> **YOUR TASK**: Hunt for the word "mail" across the entries below, copying each line that holds it.

> **Records from a data collection**:

********

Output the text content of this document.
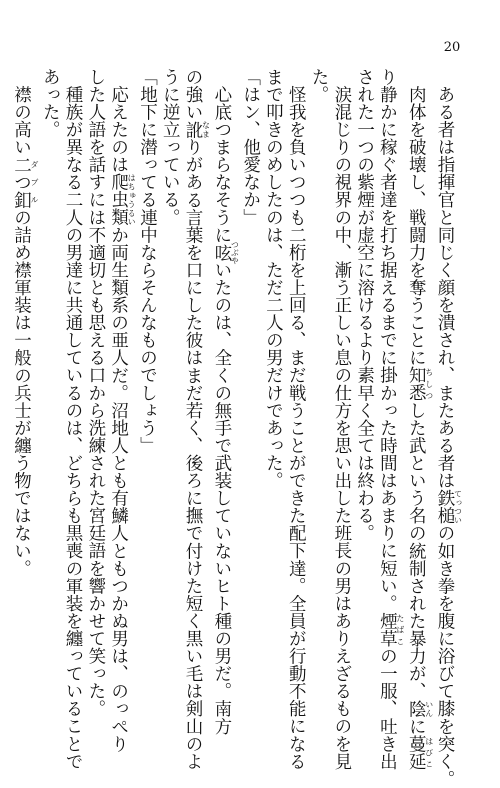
20
　ある者は指揮官と同じく顔を潰され、またある者は鉄槌てっついの如き拳を腹に浴びて膝を突く。
　肉体を破壊し、戦闘力を奪うことに知悉ちしつした武という名の統制された暴力が、陰いんに蔓延はびこ
り静かに稼ぐ者達を打ち据えるまでに掛かった時間はあまりに短い。煙草たばこの一服、吐き出
された一つの紫煙が虚空に溶けるより素早く全ては終わる。
　涙混じりの視界の中、漸う正しい息の仕方を思い出した班長の男はありえざるものを見
た。
　怪我を負いつつも二桁を上回る、まだ戦うことができた配下達。全員が行動不能になる
まで叩きのめしたのは、ただ二人の男だけであった。
「はン、他愛なか」
　心底つまらなそうに呟つぶやいたのは、全くの無手で武装していないヒト種の男だ。南方
の強い訛なまりがある言葉を口にした彼はまだ若く、後ろに撫で付けた短く黒い毛は剣山のよ
うに逆立っている。
「地下に潜ってる連中ならそんなものでしょう」
　応えたのは爬虫類はちゅうるいか両生類系の亜人だ。沼地人とも有鱗人ともつかぬ男は、のっぺり
した人語を話すには不適切とも思える口から洗練された宮廷語を響かせて笑った。
　種族が異なる二人の男達に共通しているのは、どちらも黒喪の軍装を纏っていることで
あった。
　襟の高い二つ釦ダブルの詰め襟軍装は一般の兵士が纏う物ではない。
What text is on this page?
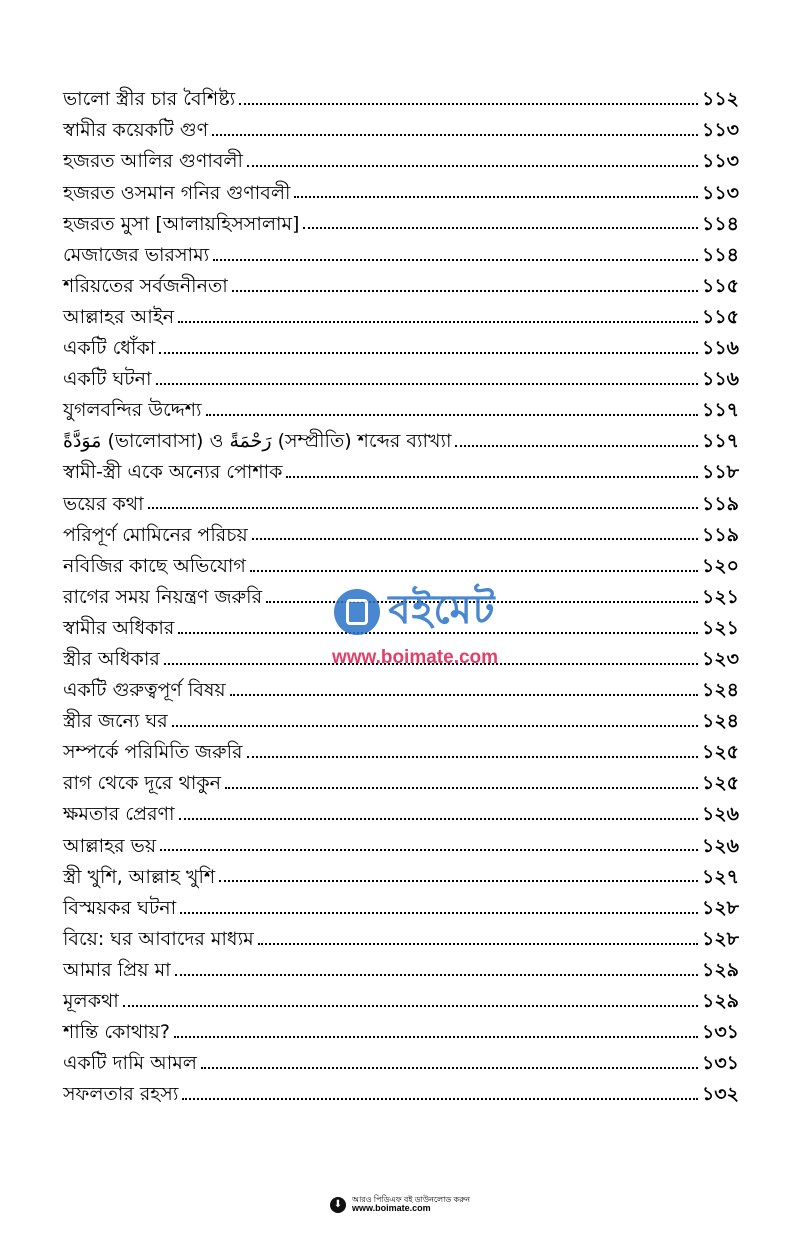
ভালো স্ত্রীর চার বৈশিষ্ট্য	১১২
স্বামীর কয়েকটি গুণ	১১৩
হজরত আলির গুণাবলী	১১৩
হজরত ওসমান গনির গুণাবলী	১১৩
হজরত মুসা [আলায়হিসসালাম]	১১৪
মেজাজের ভারসাম্য	১১৪
শরিয়তের সর্বজনীনতা	১১৫
আল্লাহর আইন	১১৫
একটি ধোঁকা	১১৬
একটি ঘটনা	১১৬
যুগলবন্দির উদ্দেশ্য	১১৭
مَوَدَّةً (ভালোবাসা) ও رَحْمَةً (সম্প্রীতি) শব্দের ব্যাখ্যা	১১৭
স্বামী-স্ত্রী একে অন্যের পোশাক	১১৮
ভয়ের কথা	১১৯
পরিপূর্ণ মোমিনের পরিচয়	১১৯
নবিজির কাছে অভিযোগ	১২০
রাগের সময় নিয়ন্ত্রণ জরুরি	১২১
স্বামীর অধিকার	১২১
স্ত্রীর অধিকার	১২৩
একটি গুরুত্বপূর্ণ বিষয়	১২৪
স্ত্রীর জন্যে ঘর	১২৪
সম্পর্কে পরিমিতি জরুরি	১২৫
রাগ থেকে দূরে থাকুন	১২৫
ক্ষমতার প্রেরণা	১২৬
আল্লাহর ভয়	১২৬
স্ত্রী খুশি, আল্লাহ খুশি	১২৭
বিস্ময়কর ঘটনা	১২৮
বিয়ে: ঘর আবাদের মাধ্যম	১২৮
আমার প্রিয় মা	১২৯
মূলকথা	১২৯
শান্তি কোথায়?	১৩১
একটি দামি আমল	১৩১
সফলতার রহস্য	১৩২
বইমেট
www.boimate.com
⬇	আরও পিডিএফ বই ডাউনলোড করুন
www.boimate.com
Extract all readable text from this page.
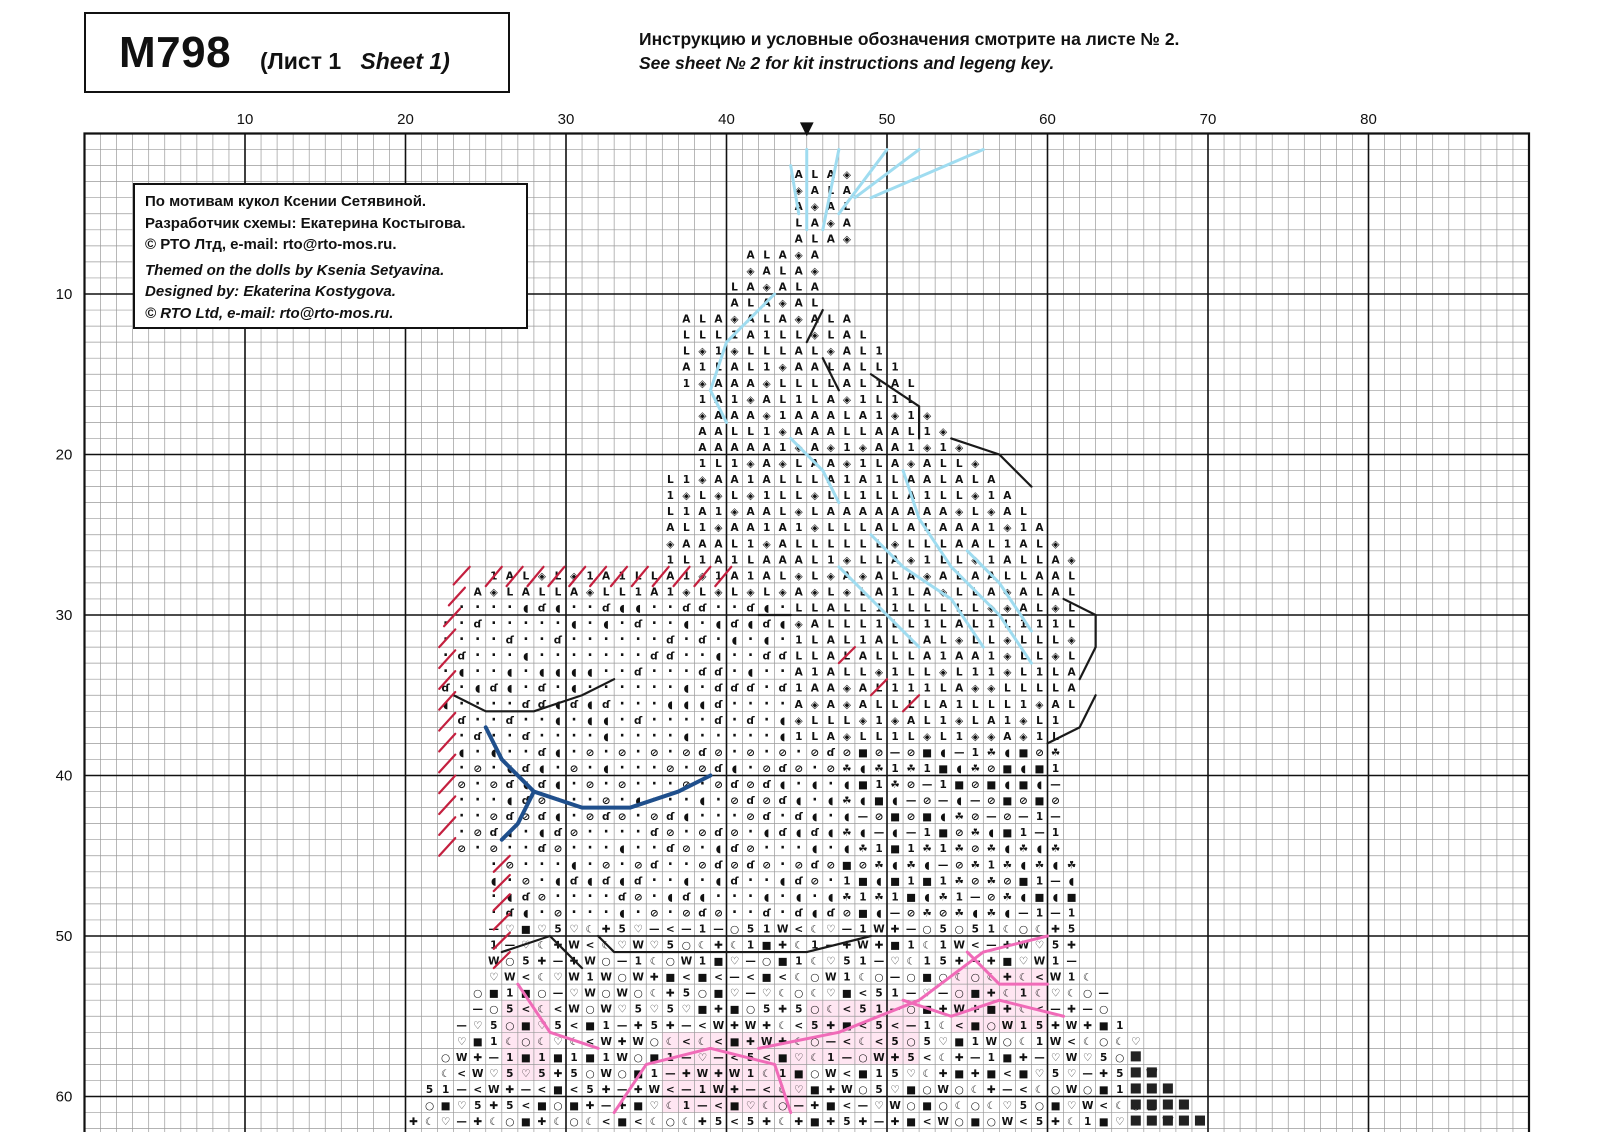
M798 (Лист 1 Sheet 1)
Инструкцию и условные обозначения смотрите на листе № 2.
See sheet № 2 for kit instructions and legeng key.
A L A ◈
◈ A L A
A ◈ A L
L A ◈ A
A L A ◈
A L A ◈ A
◈ A L A ◈
L A ◈ A L A
A L A ◈ A L
A L A ◈ A L A ◈ A L A
L L L 1 A 1 L L ◈ L A L
L ◈ 1 ◈ L L L A L ◈ A L 1
A 1 L A L 1 ◈ A A L A L L 1
1 ◈ A A A ◈ L L L L A L 1 A L
1 A 1 ◈ A L 1 L A ◈ 1 L 1 L
◈ A A A ◈ 1 A A A L A 1 ◈ 1 ◈
A A L L 1 ◈ A A A L L A A L 1 ◈
A A A A A 1 ◈ A ◈ 1 ◈ A A 1 ◈ 1 ◈
1 L 1 ◈ A ◈ L A A ◈ 1 L A ◈ A L L ◈
L 1 ◈ A A 1 A L L L A 1 A 1 L A A L A L A
1 ◈ L ◈ L ◈ 1 L L ◈ L L 1 L L A 1 L L ◈ 1 A
L 1 A 1 ◈ A A L ◈ L A A A A A A A A ◈ L ◈ A L
A L 1 ◈ A A 1 A 1 ◈ L L L A L A L A A A 1 ◈ 1 A
◈ A A A L 1 ◈ A L L L L L L ◈ L L L A A L 1 A L ◈
1 L 1 A 1 L A A A L 1 ◈ L L A ◈ 1 L L ◈ 1 A L L A ◈
1 A L ◈ L ◈ 1 A 1 L L A 1 ◈ 1 A 1 A L ◈ L ◈ A ◈ A L A ◈ A L A A L L A A L
A ◈ L A L L A ◈ L L 1 A 1 ◈ L ◈ L ◈ L ◈ A ◈ L ◈ L A 1 L A ◈ L L A ◈ A L A L
· · · · ◖ ɗ ◖ · · ɗ ◖ ◖ · · ɗ ɗ · · ɗ ◖ · L L A L L 1 1 L L L L L ◈ ◈ A L ◈ L
· · ɗ · · · · · ◖ · ◖ · ɗ · · ◖ · ◖ ɗ ◖ ɗ ◖ ◈ A L L L 1 L L 1 L A L 1 L 1 1 1 L
· · · · ɗ · · ɗ · · · · · · ɗ · ɗ · ◖ · ◖ · 1 L A L 1 A L L A L ◈ L L ◈ L L L ◈
· ɗ · · · ◖ · · · · · · · ɗ ɗ · · ◖ · · ɗ ɗ L L A L A L L L A 1 A A 1 ◈ L L ◈ L
· ◖ · · ◖ · ◖ ◖ ◖ ◖ · · ɗ · · · ɗ ɗ · ◖ · · A 1 A L L ◈ 1 L L ◈ L 1 1 ◈ L 1 L A
ɗ · ◖ ɗ ◖ · ɗ · ◖ · · · · · · ◖ · ɗ ɗ ɗ · ɗ 1 A A ◈ A L 1 1 1 L A ◈ ◈ L L L L A
◖ · · · · ɗ ɗ ◖ ɗ ◖ ɗ · · · ◖ ◖ ◖ ɗ · · · · A ◈ A ◈ A L L L L A 1 L L L 1 ◈ A L
ɗ · · ɗ · · ◖ · ◖ ◖ · ɗ · · · · ɗ · ɗ · ◖ ◈ L L L ◈ 1 ◈ A L 1 ◈ L A 1 ◈ L 1
· ɗ · · ɗ · · · · ◖ · · · · ◖ · · · · · ◖ 1 L A ◈ L L 1 L ◈ L 1 ◈ ◈ A ◈ 1 L
◖ · ◖ · · ɗ ◖ · ⊘ · ⊘ · ⊘ · ⊘ ɗ ⊘ · ⊘ · ⊘ · ⊘ ɗ ⊘ ■ ⊘ — ⊘ ■ ◖ — 1 ☘ ◖ ■ ⊘ ☘
· ⊘ · ◖ ɗ ◖ · ⊘ · ◖ · · · ⊘ · ⊘ ɗ ◖ · ⊘ ɗ ⊘ · ⊘ ☘ ◖ ☘ 1 ☘ 1 ■ ◖ ☘ ⊘ ■ ◖ ■ 1
⊘ · ⊘ ɗ ◖ ɗ ◖ · ⊘ · ⊘ · · · ⊘ · ⊘ ɗ ⊘ ɗ ◖ · ◖ · ◖ ■ 1 ☘ ⊘ — 1 ■ ⊘ ■ ◖ ■ ◖ —
· · · ◖ ɗ ⊘ · · · ⊘ · ◖ · · · ◖ · ⊘ ɗ ⊘ ɗ ◖ · ◖ ☘ ◖ ■ ◖ — ⊘ — ◖ — ⊘ ■ ⊘ ■ ⊘
· · ⊘ ɗ ⊘ ɗ ◖ · ⊘ ɗ ⊘ · ⊘ ɗ ◖ · · · ⊘ ɗ · ɗ ◖ · ◖ — ⊘ ■ ⊘ ■ ◖ ☘ ⊘ — ⊘ — 1 —
· ⊘ ɗ ◖ · ◖ ɗ ⊘ · · · · ɗ ⊘ · ⊘ ɗ ⊘ · ◖ ɗ ◖ ɗ ◖ ☘ ◖ — ◖ — 1 ■ ⊘ ☘ ◖ ■ 1 — 1
⊘ · ⊘ · · ɗ ⊘ · · · ◖ · · ɗ ⊘ · ◖ ɗ ⊘ · · · ◖ · ◖ ☘ 1 ■ 1 ☘ 1 ☘ ⊘ ☘ ◖ ☘ ◖ ☘
· ⊘ · · · ◖ · ⊘ · ⊘ ɗ · · ⊘ ɗ ⊘ ɗ ⊘ · ⊘ ɗ ⊘ ■ ⊘ ☘ ◖ ☘ ◖ — ⊘ ☘ 1 ☘ ◖ ☘ ◖ ☘
◖ · ⊘ · ◖ ɗ ◖ ɗ ◖ ɗ · · ◖ · ◖ ɗ · · ◖ ɗ ⊘ · 1 ■ ◖ ■ 1 ■ 1 ☘ ⊘ ☘ ⊘ ■ 1 — ◖
· ◖ ɗ ⊘ · · · · ɗ ⊘ · ◖ ɗ ◖ · · · ◖ · ◖ · ◖ ☘ 1 ☘ 1 ■ ◖ ☘ 1 — ⊘ ☘ ◖ ■ ◖ ■
· ɗ ◖ · ⊘ · · · ◖ · ⊘ · ⊘ ɗ ⊘ · · ɗ · ɗ ◖ ɗ ⊘ ■ ◖ — ⊘ ☘ ⊘ ☘ ◖ ☘ ◖ — 1 — 1
— ♡ ■ ♡ 5 ♡ ☾ ✚ 5 ♡ — < — 1 — ○ 5 1 W < ☾ ♡ — 1 W ✚ — ○ 5 ○ 5 1 ☾ ○ ☾ ✚ 5
1 — ♡ ☾ ✚ W < ☾ ♡ W ♡ 5 ○ ☾ ✚ ☾ 1 ■ ✚ ☾ 1 — ✚ W ✚ ■ 1 ☾ 1 W < — ✚ W ♡ 5 ✚
W ○ 5 ✚ — ✚ W ○ — 1 ☾ ○ W 1 ■ ♡ — ○ ■ 1 ☾ ♡ 5 1 — ♡ ☾ 1 5 ✚ — ✚ ■ ♡ W 1 —
♡ W < ☾ ♡ W 1 W ○ W ✚ ■ < ■ < — < ■ < ☾ ○ W 1 ☾ ○ — ○ ■ ○ ☾ ○ ☾ ✚ ☾ < W 1 ☾
○ ■ 1 ■ ○ — ♡ W ○ W ○ ☾ ✚ 5 ○ ■ ♡ — ♡ ☾ ○ ☾ ♡ ■ < 5 1 — ♡ — ○ ■ ✚ ☾ 1 ☾ ♡ ☾ ○ —
— ○ 5 < ☾ < W ○ W ♡ 5 ♡ 5 ♡ ■ ✚ ■ ○ 5 ✚ 5 ○ ☾ < 5 1 — ○ ■ ✚ W ✚ ■ ✚ ☾ < — ✚ — ○
— ♡ 5 ○ ■ ♡ 5 < ■ 1 — ✚ 5 ✚ — < W ✚ W ✚ ☾ < 5 ✚ ■ < 5 < — 1 ☾ < ■ ○ W 1 5 ✚ W ✚ ■ 1
♡ ■ 1 ☾ ○ ☾ ♡ ☾ < W ✚ W ○ ☾ < ☾ < ■ ✚ W ✚ ☾ ○ — < ☾ < 5 ○ 5 ♡ ■ 1 W ○ ☾ 1 W < ☾ ○ ☾ ♡
○ W ✚ — 1 ■ 1 ■ 1 ■ 1 W ○ ■ 1 — ♡ — < 5 < ■ ♡ ☾ 1 — ○ W ✚ 5 < ☾ ✚ — 1 ■ ✚ — ♡ W ♡ 5 ○
☾ < W ♡ 5 ♡ 5 ✚ 5 ○ W ○ ■ 1 — ✚ W ✚ W 1 ☾ 1 ■ ○ W < ■ 1 5 ♡ ☾ ✚ ■ ✚ ■ < ■ ♡ 5 ♡ — ✚ 5
5 1 — < W ✚ — < ■ < 5 ✚ — ✚ W < — 1 W ✚ — < ☾ ♡ ■ ✚ W ○ 5 ♡ ■ ○ W ○ ☾ ✚ — < ☾ ○ W ○ ■ 1
○ ■ ♡ 5 ✚ 5 < ■ ○ ■ ✚ — ✚ ■ ♡ ☾ 1 — < ■ ♡ ☾ ○ — ✚ ■ < — ♡ W ○ ■ ○ ☾ ○ ☾ ♡ 5 ○ ■ ♡ W < ☾
✚ ☾ ♡ — ✚ ☾ ○ ■ ✚ ☾ ○ ☾ < ■ < ☾ ○ ☾ ✚ 5 < 5 ✚ ☾ ✚ ■ ✚ 5 ✚ — ✚ ■ < W ○ ■ ○ W < 5 ✚ ☾ 1 ■ ♡
10	20	30	40	50	60	70	80
10
20
30
40
50
60
▼
По мотивам кукол Ксении Сетявиной.
Разработчик схемы: Екатерина Костыгова.
© РТО Лтд, e-mail: rto@rto-mos.ru.
Themed on the dolls by Ksenia Setyavina.
Designed by: Ekaterina Kostygova.
© RTO Ltd, e-mail: rto@rto-mos.ru.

********

> **ANSWER FOR THIS EXERCISE**:
© РТО Лтд, e-mail: rto@rto-mos.ru.
© RTO Ltd, e-mail: rto@rto-mos.ru.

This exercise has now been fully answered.